## Begin THE DATA
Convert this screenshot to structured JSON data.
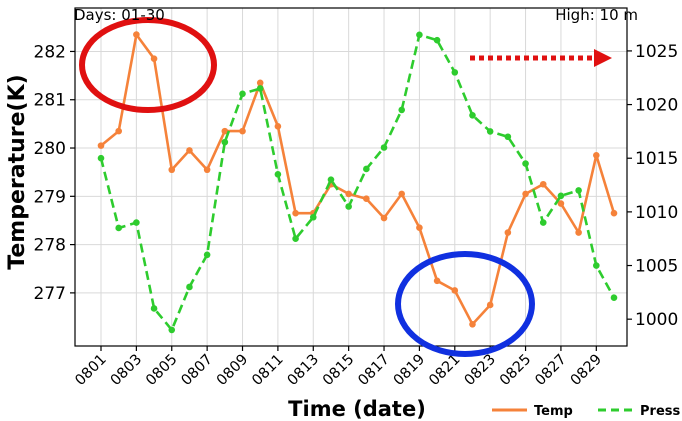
{
  "chart_data": {
    "type": "line",
    "top_left_text": "Days: 01-30",
    "top_right_text": "High: 10 m",
    "xlabel": "Time (date)",
    "ylabel": "Temperature(K)",
    "x": [
      "0801",
      "0802",
      "0803",
      "0804",
      "0805",
      "0806",
      "0807",
      "0808",
      "0809",
      "0810",
      "0811",
      "0812",
      "0813",
      "0814",
      "0815",
      "0816",
      "0817",
      "0818",
      "0819",
      "0820",
      "0821",
      "0822",
      "0823",
      "0824",
      "0825",
      "0826",
      "0827",
      "0828",
      "0829",
      "0830"
    ],
    "x_tick_labels": [
      "0801",
      "0803",
      "0805",
      "0807",
      "0809",
      "0811",
      "0813",
      "0815",
      "0817",
      "0819",
      "0821",
      "0823",
      "0825",
      "0827",
      "0829"
    ],
    "ylim": [
      275.9,
      282.9
    ],
    "y_ticks": [
      "277",
      "278",
      "279",
      "280",
      "281",
      "282"
    ],
    "y2lim": [
      997.5,
      1029
    ],
    "y2_ticks": [
      "1000",
      "1005",
      "1010",
      "1015",
      "1020",
      "1025"
    ],
    "grid": true,
    "legend_position": "bottom-right",
    "series": [
      {
        "name": "Temp",
        "axis": "left",
        "color": "#f5823a",
        "style": "solid",
        "values": [
          280.05,
          280.35,
          282.35,
          281.85,
          279.55,
          279.95,
          279.55,
          280.35,
          280.35,
          281.35,
          280.45,
          278.65,
          278.65,
          279.25,
          279.05,
          278.95,
          278.55,
          279.05,
          278.35,
          277.25,
          277.05,
          276.35,
          276.75,
          278.25,
          279.05,
          279.25,
          278.85,
          278.25,
          279.85,
          278.65
        ]
      },
      {
        "name": "Press",
        "axis": "right",
        "color": "#2ecc2e",
        "style": "dashed",
        "values": [
          1015,
          1008.5,
          1009,
          1001,
          999,
          1003,
          1006,
          1016.5,
          1021,
          1021.5,
          1013.5,
          1007.5,
          1009.5,
          1013,
          1010.5,
          1014,
          1016,
          1019.5,
          1026.5,
          1026,
          1023,
          1019,
          1017.5,
          1017,
          1014.5,
          1009,
          1011.5,
          1012,
          1005,
          1002
        ]
      }
    ]
  },
  "annotations": {
    "red_circle_color": "#e01010",
    "blue_circle_color": "#1030e0",
    "arrow_color": "#e01010"
  }
}
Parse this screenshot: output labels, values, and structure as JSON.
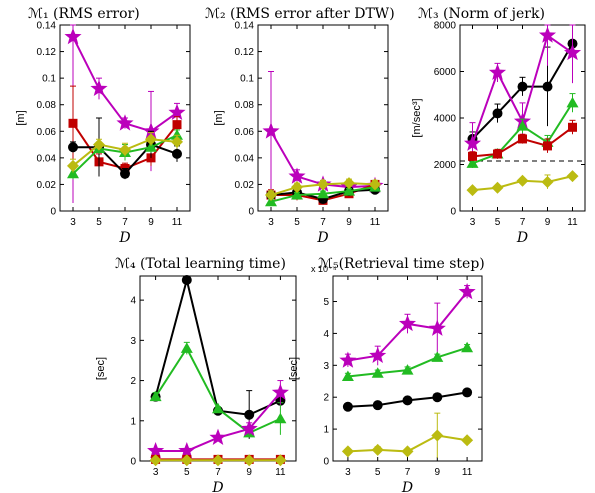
{
  "series_styles": [
    {
      "key": "black",
      "color": "#000000",
      "marker": "circle"
    },
    {
      "key": "red",
      "color": "#c00000",
      "marker": "square"
    },
    {
      "key": "green",
      "color": "#22bb22",
      "marker": "triangle"
    },
    {
      "key": "magenta",
      "color": "#bb00bb",
      "marker": "star"
    },
    {
      "key": "yellow",
      "color": "#bbbb11",
      "marker": "diamond"
    }
  ],
  "chart_data": [
    {
      "type": "line",
      "title": "ℳ₁ (RMS error)",
      "xlabel": "D",
      "ylabel": "[m]",
      "x": [
        3,
        5,
        7,
        9,
        11
      ],
      "xlim": [
        2,
        12
      ],
      "ylim": [
        0,
        0.14
      ],
      "yticks": [
        0,
        0.02,
        0.04,
        0.06,
        0.08,
        0.1,
        0.12,
        0.14
      ],
      "yticklabels": [
        "0",
        "0.02",
        "0.04",
        "0.06",
        "0.08",
        "0.1",
        "0.12",
        "0.14"
      ],
      "series": [
        {
          "style": "magenta",
          "values": [
            0.131,
            0.092,
            0.066,
            0.06,
            0.074
          ],
          "errors": [
            0.125,
            0.008,
            0.004,
            0.03,
            0.007
          ]
        },
        {
          "style": "red",
          "values": [
            0.066,
            0.037,
            0.032,
            0.04,
            0.065
          ],
          "errors": [
            0.028,
            0.006,
            0.004,
            0.006,
            0.006
          ]
        },
        {
          "style": "black",
          "values": [
            0.048,
            0.048,
            0.028,
            0.05,
            0.043
          ],
          "errors": [
            0.004,
            0.022,
            0.004,
            0.01,
            0.006
          ]
        },
        {
          "style": "green",
          "values": [
            0.028,
            0.047,
            0.044,
            0.048,
            0.057
          ],
          "errors": [
            0.004,
            0.004,
            0.006,
            0.004,
            0.004
          ]
        },
        {
          "style": "yellow",
          "values": [
            0.034,
            0.05,
            0.046,
            0.054,
            0.052
          ],
          "errors": [
            0.005,
            0.004,
            0.005,
            0.005,
            0.005
          ]
        }
      ]
    },
    {
      "type": "line",
      "title": "ℳ₂ (RMS error after DTW)",
      "xlabel": "D",
      "ylabel": "[m]",
      "x": [
        3,
        5,
        7,
        9,
        11
      ],
      "xlim": [
        2,
        12
      ],
      "ylim": [
        0,
        0.14
      ],
      "yticks": [
        0,
        0.02,
        0.04,
        0.06,
        0.08,
        0.1,
        0.12,
        0.14
      ],
      "yticklabels": [
        "0",
        "0.02",
        "0.04",
        "0.06",
        "0.08",
        "0.1",
        "0.12",
        "0.14"
      ],
      "series": [
        {
          "style": "magenta",
          "values": [
            0.06,
            0.026,
            0.02,
            0.018,
            0.019
          ],
          "errors": [
            0.045,
            0.005,
            0.003,
            0.003,
            0.003
          ]
        },
        {
          "style": "red",
          "values": [
            0.012,
            0.012,
            0.008,
            0.013,
            0.02
          ],
          "errors": [
            0.004,
            0.004,
            0.002,
            0.003,
            0.003
          ]
        },
        {
          "style": "black",
          "values": [
            0.012,
            0.014,
            0.009,
            0.015,
            0.016
          ],
          "errors": [
            0.002,
            0.002,
            0.002,
            0.002,
            0.002
          ]
        },
        {
          "style": "green",
          "values": [
            0.007,
            0.012,
            0.013,
            0.015,
            0.018
          ],
          "errors": [
            0.002,
            0.002,
            0.002,
            0.002,
            0.002
          ]
        },
        {
          "style": "yellow",
          "values": [
            0.012,
            0.018,
            0.02,
            0.021,
            0.02
          ],
          "errors": [
            0.003,
            0.003,
            0.003,
            0.003,
            0.003
          ]
        }
      ]
    },
    {
      "type": "line",
      "title": "ℳ₃ (Norm of jerk)",
      "xlabel": "D",
      "ylabel": "[m/sec³]",
      "x": [
        3,
        5,
        7,
        9,
        11
      ],
      "xlim": [
        2,
        12
      ],
      "ylim": [
        0,
        8000
      ],
      "yticks": [
        0,
        2000,
        4000,
        6000,
        8000
      ],
      "yticklabels": [
        "0",
        "2000",
        "4000",
        "6000",
        "8000"
      ],
      "reference_line": 2150,
      "series": [
        {
          "style": "black",
          "values": [
            3100,
            4200,
            5350,
            5350,
            7200
          ],
          "errors": [
            300,
            400,
            400,
            1700,
            900
          ]
        },
        {
          "style": "magenta",
          "values": [
            2900,
            5950,
            3850,
            7550,
            6800
          ],
          "errors": [
            900,
            400,
            800,
            1300,
            1300
          ]
        },
        {
          "style": "green",
          "values": [
            2050,
            2450,
            3650,
            2950,
            4650
          ],
          "errors": [
            200,
            200,
            300,
            300,
            400
          ]
        },
        {
          "style": "red",
          "values": [
            2350,
            2450,
            3100,
            2800,
            3600
          ],
          "errors": [
            200,
            200,
            200,
            300,
            300
          ]
        },
        {
          "style": "yellow",
          "values": [
            900,
            1000,
            1300,
            1250,
            1500
          ],
          "errors": [
            100,
            100,
            100,
            300,
            100
          ]
        }
      ]
    },
    {
      "type": "line",
      "title": "ℳ₄ (Total learning time)",
      "xlabel": "D",
      "ylabel": "[sec]",
      "x": [
        3,
        5,
        7,
        9,
        11
      ],
      "xlim": [
        2,
        12
      ],
      "ylim": [
        0,
        4.6
      ],
      "yticks": [
        0,
        1,
        2,
        3,
        4
      ],
      "yticklabels": [
        "0",
        "1",
        "2",
        "3",
        "4"
      ],
      "series": [
        {
          "style": "black",
          "values": [
            1.6,
            4.5,
            1.25,
            1.15,
            1.5
          ],
          "errors": [
            0.05,
            0.05,
            0.05,
            0.6,
            0.1
          ]
        },
        {
          "style": "green",
          "values": [
            1.6,
            2.8,
            1.3,
            0.7,
            1.05
          ],
          "errors": [
            0.1,
            0.15,
            0.05,
            0.05,
            0.4
          ]
        },
        {
          "style": "magenta",
          "values": [
            0.25,
            0.25,
            0.58,
            0.8,
            1.7
          ],
          "errors": [
            0.02,
            0.02,
            0.03,
            0.15,
            0.3
          ]
        },
        {
          "style": "red",
          "values": [
            0.04,
            0.04,
            0.04,
            0.04,
            0.04
          ],
          "errors": [
            0,
            0,
            0,
            0,
            0
          ]
        },
        {
          "style": "yellow",
          "values": [
            0.02,
            0.02,
            0.02,
            0.02,
            0.02
          ],
          "errors": [
            0,
            0,
            0,
            0,
            0
          ]
        }
      ]
    },
    {
      "type": "line",
      "title": "ℳ₅(Retrieval time step)",
      "xlabel": "D",
      "ylabel": "[sec]",
      "multiplier": "x 10⁻⁴",
      "x": [
        3,
        5,
        7,
        9,
        11
      ],
      "xlim": [
        2,
        12
      ],
      "ylim": [
        0,
        5.8
      ],
      "yticks": [
        0,
        1,
        2,
        3,
        4,
        5
      ],
      "yticklabels": [
        "0",
        "1",
        "2",
        "3",
        "4",
        "5"
      ],
      "series": [
        {
          "style": "magenta",
          "values": [
            3.15,
            3.3,
            4.3,
            4.15,
            5.3
          ],
          "errors": [
            0.2,
            0.3,
            0.3,
            0.8,
            0.2
          ]
        },
        {
          "style": "green",
          "values": [
            2.65,
            2.75,
            2.85,
            3.25,
            3.55
          ],
          "errors": [
            0.1,
            0.1,
            0.1,
            0.1,
            0.1
          ]
        },
        {
          "style": "black",
          "values": [
            1.7,
            1.75,
            1.9,
            2.0,
            2.15
          ],
          "errors": [
            0.05,
            0.05,
            0.05,
            0.05,
            0.05
          ]
        },
        {
          "style": "yellow",
          "values": [
            0.3,
            0.35,
            0.3,
            0.8,
            0.65
          ],
          "errors": [
            0.05,
            0.1,
            0.05,
            0.7,
            0.05
          ]
        }
      ]
    }
  ]
}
## End THE DATA
## [WHAT THE TASK REQUIRES]
Within the data above, count the lines that contain the string "title"; the reply is the number alone.

## [RESULT FOR THIS EXERCISE]
5